Records from a data collection
━━━━━━━━
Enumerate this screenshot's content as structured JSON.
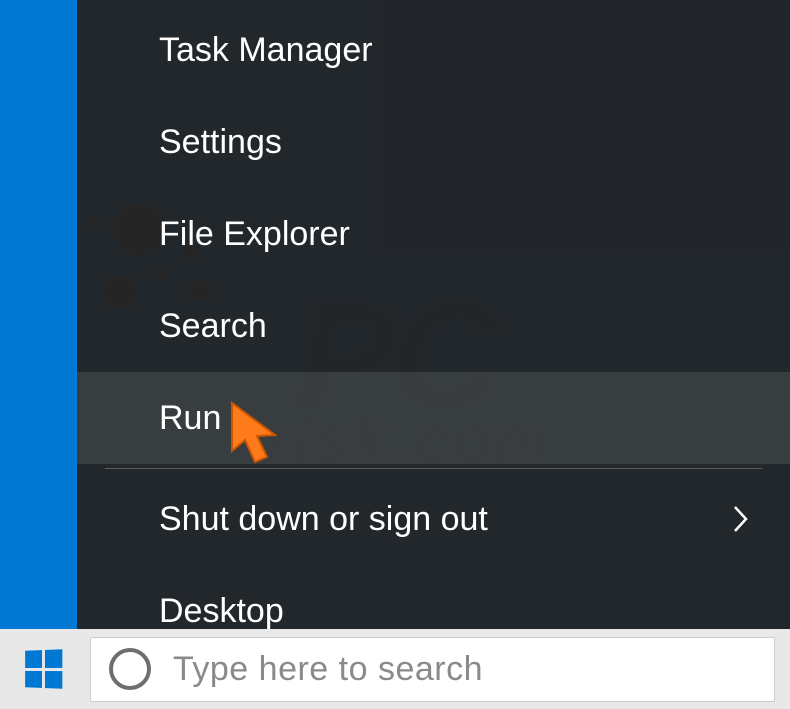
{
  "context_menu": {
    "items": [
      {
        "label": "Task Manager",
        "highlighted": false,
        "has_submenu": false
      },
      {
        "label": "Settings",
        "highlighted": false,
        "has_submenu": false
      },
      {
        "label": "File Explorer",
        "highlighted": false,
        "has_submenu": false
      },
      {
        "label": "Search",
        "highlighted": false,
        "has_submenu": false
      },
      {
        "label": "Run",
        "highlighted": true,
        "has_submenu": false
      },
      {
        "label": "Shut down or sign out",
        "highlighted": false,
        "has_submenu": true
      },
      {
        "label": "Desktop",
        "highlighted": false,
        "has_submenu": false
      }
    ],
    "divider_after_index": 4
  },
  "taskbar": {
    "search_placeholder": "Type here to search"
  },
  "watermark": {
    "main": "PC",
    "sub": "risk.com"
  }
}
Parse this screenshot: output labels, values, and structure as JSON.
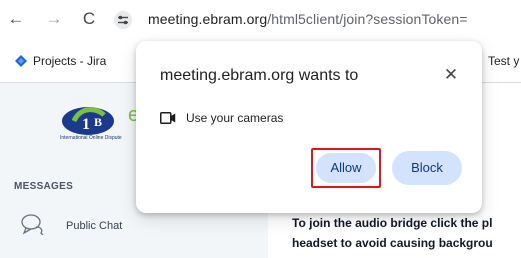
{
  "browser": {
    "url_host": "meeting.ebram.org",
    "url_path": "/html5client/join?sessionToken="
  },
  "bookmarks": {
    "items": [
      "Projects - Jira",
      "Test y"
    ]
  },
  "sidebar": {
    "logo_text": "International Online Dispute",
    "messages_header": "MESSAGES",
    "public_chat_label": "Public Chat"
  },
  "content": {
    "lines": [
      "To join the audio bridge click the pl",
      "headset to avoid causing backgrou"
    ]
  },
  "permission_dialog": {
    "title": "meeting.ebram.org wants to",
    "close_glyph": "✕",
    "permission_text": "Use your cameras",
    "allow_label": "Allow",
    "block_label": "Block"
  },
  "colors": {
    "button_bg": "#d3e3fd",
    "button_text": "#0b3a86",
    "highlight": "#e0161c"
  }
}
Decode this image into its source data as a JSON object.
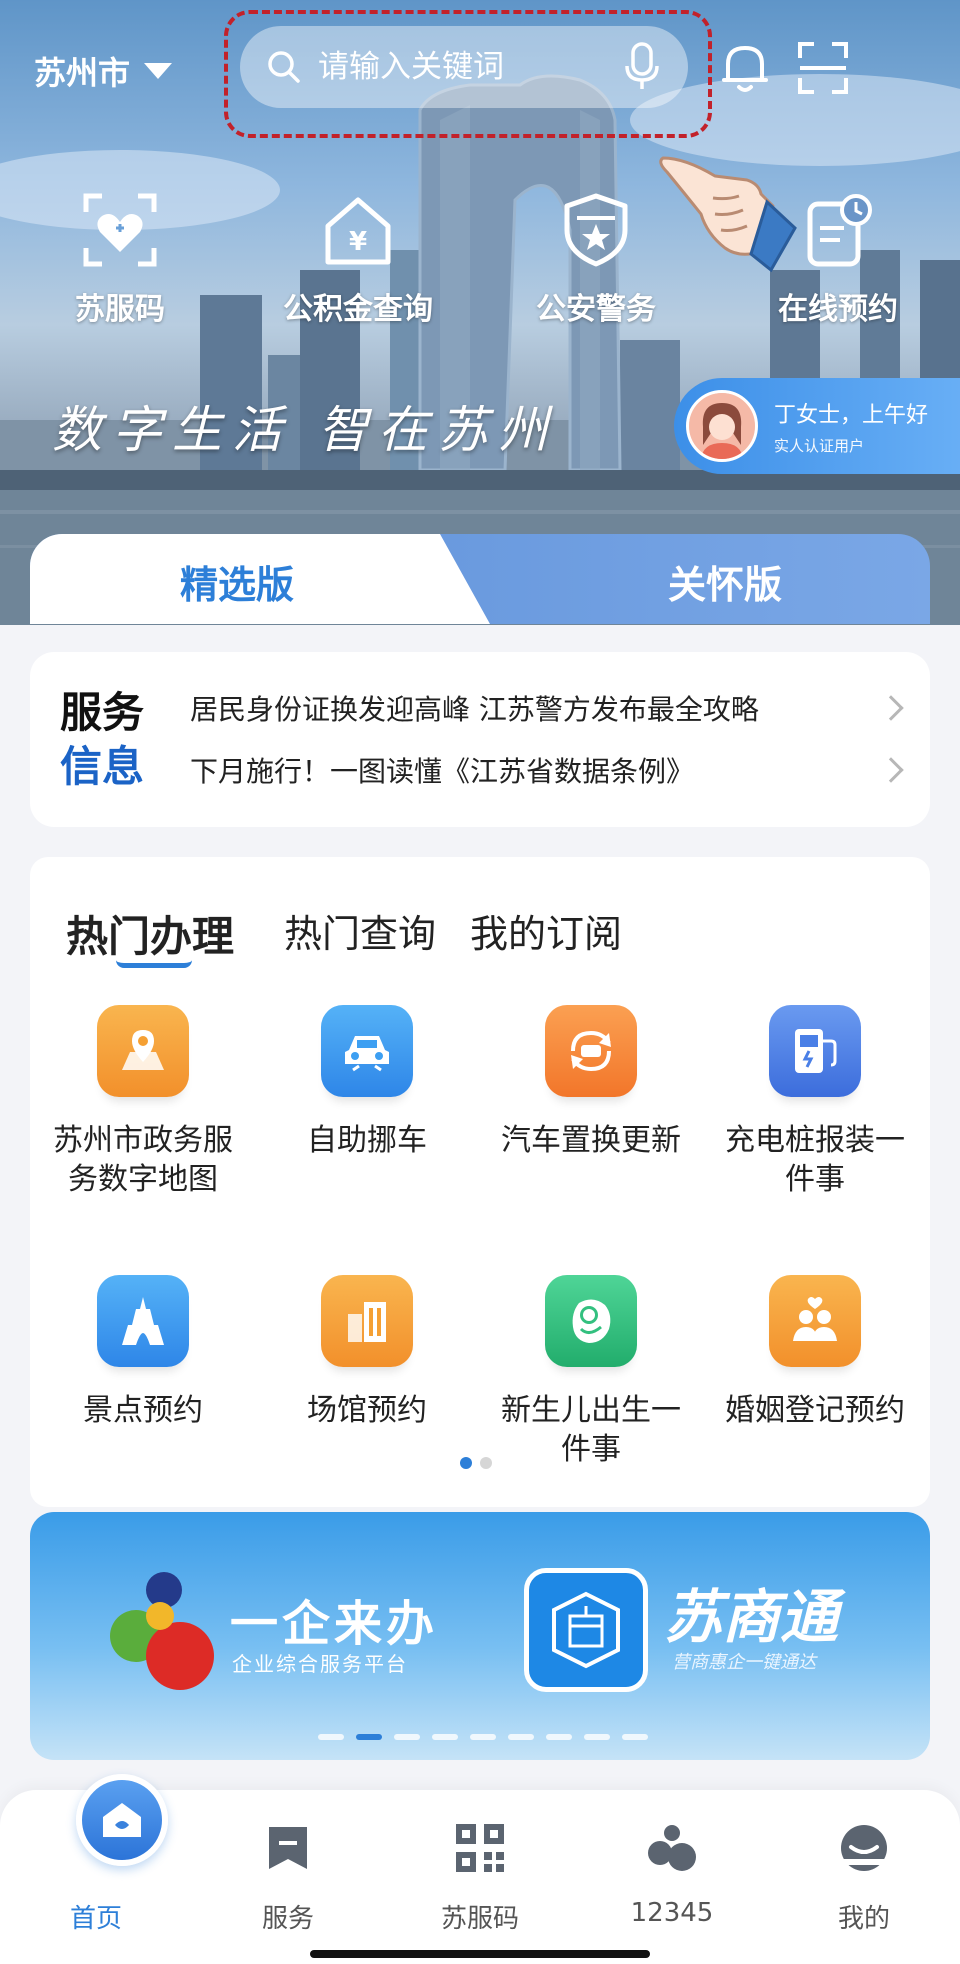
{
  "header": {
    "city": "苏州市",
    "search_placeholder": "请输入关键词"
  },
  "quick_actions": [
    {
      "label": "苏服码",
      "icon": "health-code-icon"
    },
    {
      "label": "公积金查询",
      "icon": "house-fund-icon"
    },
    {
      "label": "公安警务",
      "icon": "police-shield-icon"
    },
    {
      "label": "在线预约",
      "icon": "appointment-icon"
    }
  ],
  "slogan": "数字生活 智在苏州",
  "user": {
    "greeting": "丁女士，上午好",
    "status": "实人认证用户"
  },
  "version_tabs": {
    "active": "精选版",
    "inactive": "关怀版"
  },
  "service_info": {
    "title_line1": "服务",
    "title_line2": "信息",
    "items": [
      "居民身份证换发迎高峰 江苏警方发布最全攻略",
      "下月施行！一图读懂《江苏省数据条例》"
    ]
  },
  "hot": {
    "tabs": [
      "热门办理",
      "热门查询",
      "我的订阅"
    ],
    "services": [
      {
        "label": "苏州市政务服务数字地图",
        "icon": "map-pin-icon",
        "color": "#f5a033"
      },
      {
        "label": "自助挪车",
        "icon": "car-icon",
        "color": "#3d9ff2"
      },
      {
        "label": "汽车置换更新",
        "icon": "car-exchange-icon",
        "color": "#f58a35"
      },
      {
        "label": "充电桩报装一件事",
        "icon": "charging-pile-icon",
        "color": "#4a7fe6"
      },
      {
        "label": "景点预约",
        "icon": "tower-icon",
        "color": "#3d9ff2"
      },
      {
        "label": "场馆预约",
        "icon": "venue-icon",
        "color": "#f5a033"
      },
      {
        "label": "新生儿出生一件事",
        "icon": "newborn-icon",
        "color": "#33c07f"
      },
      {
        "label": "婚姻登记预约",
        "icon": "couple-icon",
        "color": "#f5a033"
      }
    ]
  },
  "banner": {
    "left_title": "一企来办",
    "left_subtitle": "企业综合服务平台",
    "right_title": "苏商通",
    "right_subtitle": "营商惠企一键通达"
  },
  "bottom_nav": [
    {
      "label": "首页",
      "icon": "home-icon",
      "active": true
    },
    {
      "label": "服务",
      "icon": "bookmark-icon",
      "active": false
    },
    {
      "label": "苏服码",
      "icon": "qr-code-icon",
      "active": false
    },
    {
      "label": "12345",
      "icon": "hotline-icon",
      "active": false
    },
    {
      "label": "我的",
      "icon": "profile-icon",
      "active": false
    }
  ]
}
━━━━━━━━
WHAT TO PRODUCE
Copy out the whole listing exactly, and don't carry over any pictures.

SOLUTION TO THE PROBLEM
Enumerate this screenshot's content as structured JSON.
{
  "context_menu": {
    "items": [
      {
        "label": "Task Manager",
        "highlighted": false,
        "has_submenu": false
      },
      {
        "label": "Settings",
        "highlighted": false,
        "has_submenu": false
      },
      {
        "label": "File Explorer",
        "highlighted": false,
        "has_submenu": false
      },
      {
        "label": "Search",
        "highlighted": false,
        "has_submenu": false
      },
      {
        "label": "Run",
        "highlighted": true,
        "has_submenu": false
      },
      {
        "label": "Shut down or sign out",
        "highlighted": false,
        "has_submenu": true
      },
      {
        "label": "Desktop",
        "highlighted": false,
        "has_submenu": false
      }
    ],
    "divider_after_index": 4
  },
  "taskbar": {
    "search_placeholder": "Type here to search"
  },
  "watermark": {
    "main": "PC",
    "sub": "risk.com"
  }
}
Parse this screenshot: output labels, values, and structure as JSON.
{
  "browser": {
    "url_host": "meeting.ebram.org",
    "url_path": "/html5client/join?sessionToken="
  },
  "bookmarks": {
    "items": [
      "Projects - Jira",
      "Test y"
    ]
  },
  "sidebar": {
    "logo_text": "International Online Dispute",
    "messages_header": "MESSAGES",
    "public_chat_label": "Public Chat"
  },
  "content": {
    "lines": [
      "To join the audio bridge click the pl",
      "headset to avoid causing backgrou"
    ]
  },
  "permission_dialog": {
    "title": "meeting.ebram.org wants to",
    "close_glyph": "✕",
    "permission_text": "Use your cameras",
    "allow_label": "Allow",
    "block_label": "Block"
  },
  "colors": {
    "button_bg": "#d3e3fd",
    "button_text": "#0b3a86",
    "highlight": "#e0161c"
  }
}
Decode this image into its source data as a JSON object.
{
  "header": {
    "city": "苏州市",
    "search_placeholder": "请输入关键词"
  },
  "quick_actions": [
    {
      "label": "苏服码",
      "icon": "health-code-icon"
    },
    {
      "label": "公积金查询",
      "icon": "house-fund-icon"
    },
    {
      "label": "公安警务",
      "icon": "police-shield-icon"
    },
    {
      "label": "在线预约",
      "icon": "appointment-icon"
    }
  ],
  "slogan": "数字生活 智在苏州",
  "user": {
    "greeting": "丁女士，上午好",
    "status": "实人认证用户"
  },
  "version_tabs": {
    "active": "精选版",
    "inactive": "关怀版"
  },
  "service_info": {
    "title_line1": "服务",
    "title_line2": "信息",
    "items": [
      "居民身份证换发迎高峰 江苏警方发布最全攻略",
      "下月施行！一图读懂《江苏省数据条例》"
    ]
  },
  "hot": {
    "tabs": [
      "热门办理",
      "热门查询",
      "我的订阅"
    ],
    "services": [
      {
        "label": "苏州市政务服务数字地图",
        "icon": "map-pin-icon",
        "color": "#f5a033"
      },
      {
        "label": "自助挪车",
        "icon": "car-icon",
        "color": "#3d9ff2"
      },
      {
        "label": "汽车置换更新",
        "icon": "car-exchange-icon",
        "color": "#f58a35"
      },
      {
        "label": "充电桩报装一件事",
        "icon": "charging-pile-icon",
        "color": "#4a7fe6"
      },
      {
        "label": "景点预约",
        "icon": "tower-icon",
        "color": "#3d9ff2"
      },
      {
        "label": "场馆预约",
        "icon": "venue-icon",
        "color": "#f5a033"
      },
      {
        "label": "新生儿出生一件事",
        "icon": "newborn-icon",
        "color": "#33c07f"
      },
      {
        "label": "婚姻登记预约",
        "icon": "couple-icon",
        "color": "#f5a033"
      }
    ]
  },
  "banner": {
    "left_title": "一企来办",
    "left_subtitle": "企业综合服务平台",
    "right_title": "苏商通",
    "right_subtitle": "营商惠企一键通达"
  },
  "bottom_nav": [
    {
      "label": "首页",
      "icon": "home-icon",
      "active": true
    },
    {
      "label": "服务",
      "icon": "bookmark-icon",
      "active": false
    },
    {
      "label": "苏服码",
      "icon": "qr-code-icon",
      "active": false
    },
    {
      "label": "12345",
      "icon": "hotline-icon",
      "active": false
    },
    {
      "label": "我的",
      "icon": "profile-icon",
      "active": false
    }
  ]
}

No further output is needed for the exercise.